GIVEN DATA:
☆ ☆ ☆ ☆ ☆

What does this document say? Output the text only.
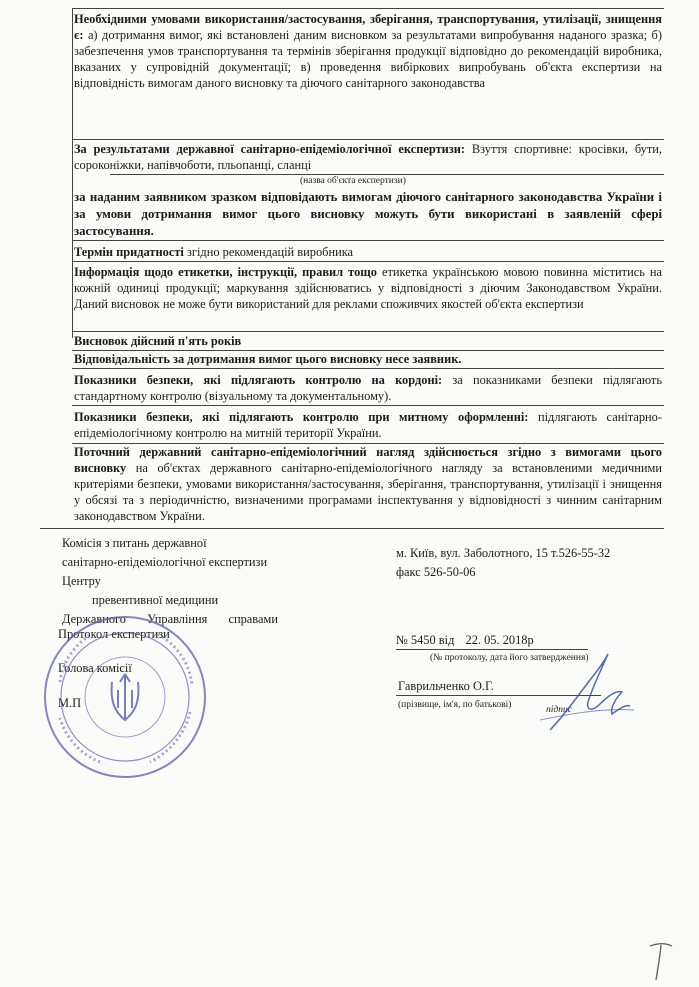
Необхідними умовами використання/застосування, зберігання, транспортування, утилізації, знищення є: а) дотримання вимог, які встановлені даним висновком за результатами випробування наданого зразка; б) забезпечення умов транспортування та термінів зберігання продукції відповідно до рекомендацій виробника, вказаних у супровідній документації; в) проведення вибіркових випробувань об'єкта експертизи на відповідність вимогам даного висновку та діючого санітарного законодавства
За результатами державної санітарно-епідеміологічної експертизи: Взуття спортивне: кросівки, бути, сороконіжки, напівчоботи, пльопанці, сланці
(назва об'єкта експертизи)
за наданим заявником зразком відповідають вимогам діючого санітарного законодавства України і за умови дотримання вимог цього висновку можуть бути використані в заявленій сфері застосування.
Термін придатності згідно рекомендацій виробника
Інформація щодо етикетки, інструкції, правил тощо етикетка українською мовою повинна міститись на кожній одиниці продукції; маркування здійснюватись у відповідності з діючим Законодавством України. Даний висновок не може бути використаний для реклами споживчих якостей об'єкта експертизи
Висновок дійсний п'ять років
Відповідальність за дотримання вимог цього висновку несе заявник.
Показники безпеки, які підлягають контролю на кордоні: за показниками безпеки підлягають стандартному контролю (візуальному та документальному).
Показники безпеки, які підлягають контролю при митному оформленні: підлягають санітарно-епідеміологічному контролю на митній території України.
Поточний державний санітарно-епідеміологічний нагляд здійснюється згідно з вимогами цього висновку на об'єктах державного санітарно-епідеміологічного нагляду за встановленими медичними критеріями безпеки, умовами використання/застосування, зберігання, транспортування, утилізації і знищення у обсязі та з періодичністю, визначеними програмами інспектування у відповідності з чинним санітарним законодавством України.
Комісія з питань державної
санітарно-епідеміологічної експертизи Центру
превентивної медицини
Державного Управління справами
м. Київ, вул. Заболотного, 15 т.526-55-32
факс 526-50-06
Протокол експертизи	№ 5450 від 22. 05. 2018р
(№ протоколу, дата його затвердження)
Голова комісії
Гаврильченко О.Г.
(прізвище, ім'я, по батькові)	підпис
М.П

☆ ☆ ☆ ☆ ☆

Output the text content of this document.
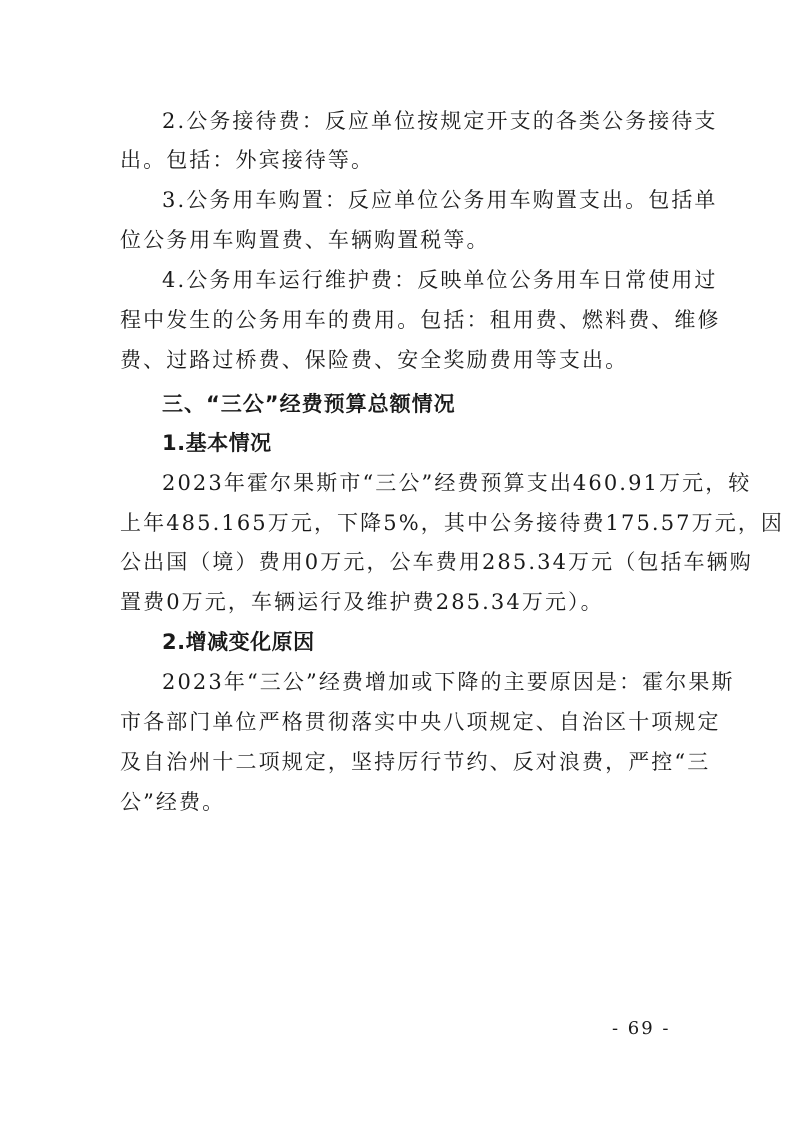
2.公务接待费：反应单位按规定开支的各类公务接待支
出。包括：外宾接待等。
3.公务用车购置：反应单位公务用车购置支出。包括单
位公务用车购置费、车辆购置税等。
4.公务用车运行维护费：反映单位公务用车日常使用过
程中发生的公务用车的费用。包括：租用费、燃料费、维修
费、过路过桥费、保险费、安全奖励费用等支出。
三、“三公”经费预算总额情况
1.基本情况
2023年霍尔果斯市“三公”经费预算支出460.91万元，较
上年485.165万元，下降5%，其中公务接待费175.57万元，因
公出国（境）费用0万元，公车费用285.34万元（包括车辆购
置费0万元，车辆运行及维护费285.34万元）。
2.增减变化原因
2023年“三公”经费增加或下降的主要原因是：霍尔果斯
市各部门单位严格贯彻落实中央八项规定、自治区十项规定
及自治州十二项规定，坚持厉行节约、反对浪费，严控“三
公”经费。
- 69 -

☆ ☆ ☆ ☆ ☆

PROMPT: Work through the data and report how many of its lines hold the word "this", giving only the figure.

OUTPUT OF THE EXERCISE: 2